[Task input]:
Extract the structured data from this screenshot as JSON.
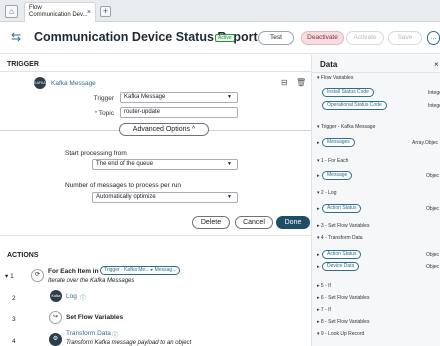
{
  "tabbar": {
    "tab_line1": "Flow",
    "tab_line2": "Communication Dev...",
    "close": "×",
    "add": "+"
  },
  "header": {
    "title": "Communication Device Status Report",
    "badge": "Active",
    "test": "Test",
    "deactivate": "Deactivate",
    "activate": "Activate",
    "save": "Save",
    "more": "..."
  },
  "trigger": {
    "section": "TRIGGER",
    "name": "Kafka Message",
    "trigger_label": "Trigger",
    "trigger_value": "Kafka Message",
    "topic_label": "Topic",
    "topic_value": "router-update",
    "advanced": "Advanced Options ^",
    "start_label": "Start processing from",
    "start_value": "The end of the queue",
    "num_label": "Number of messages to process per run",
    "num_value": "Automatically optimize",
    "delete": "Delete",
    "cancel": "Cancel",
    "done": "Done"
  },
  "actions": {
    "section": "ACTIONS",
    "rows": [
      {
        "num": "1",
        "title": "For Each Item in",
        "chip": "Trigger - Kafka Me... ▸ Messag...",
        "sub": "Iterate over the Kafka Messages"
      },
      {
        "num": "2",
        "title": "Log",
        "sub": ""
      },
      {
        "num": "3",
        "title": "Set Flow Variables",
        "sub": ""
      },
      {
        "num": "4",
        "title": "Transform Data",
        "sub": "Transform Kafka message payload to an object"
      }
    ]
  },
  "data_panel": {
    "title": "Data",
    "close": "×",
    "groups": [
      {
        "label": "Flow Variables",
        "chips": [
          {
            "label": "Install Status Code",
            "type": "Intege"
          },
          {
            "label": "Operational Status Code",
            "type": "Intege"
          }
        ]
      },
      {
        "label": "Trigger - Kafka Message",
        "chips": [
          {
            "label": "Messages",
            "type": "Array.Objec"
          }
        ]
      },
      {
        "label": "1 - For Each",
        "chips": [
          {
            "label": "Message",
            "type": "Objec"
          }
        ]
      },
      {
        "label": "2 - Log",
        "chips": [
          {
            "label": "Action Status",
            "type": "Objec"
          }
        ]
      },
      {
        "label": "3 - Set Flow Variables",
        "chips": []
      },
      {
        "label": "4 - Transform Data",
        "chips": [
          {
            "label": "Action Status",
            "type": "Objec"
          },
          {
            "label": "Device Data",
            "type": "Objec"
          }
        ]
      },
      {
        "label": "5 - If",
        "chips": []
      },
      {
        "label": "6 - Set Flow Variables",
        "chips": []
      },
      {
        "label": "7 - If",
        "chips": []
      },
      {
        "label": "8 - Set Flow Variables",
        "chips": []
      },
      {
        "label": "9 - Look Up Record",
        "chips": []
      }
    ]
  }
}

[Task statement]:
Filter the entries and copy out every line with the word "Code".

[Response to the exercise]:
            "label": "Install Status Code",
            "label": "Operational Status Code",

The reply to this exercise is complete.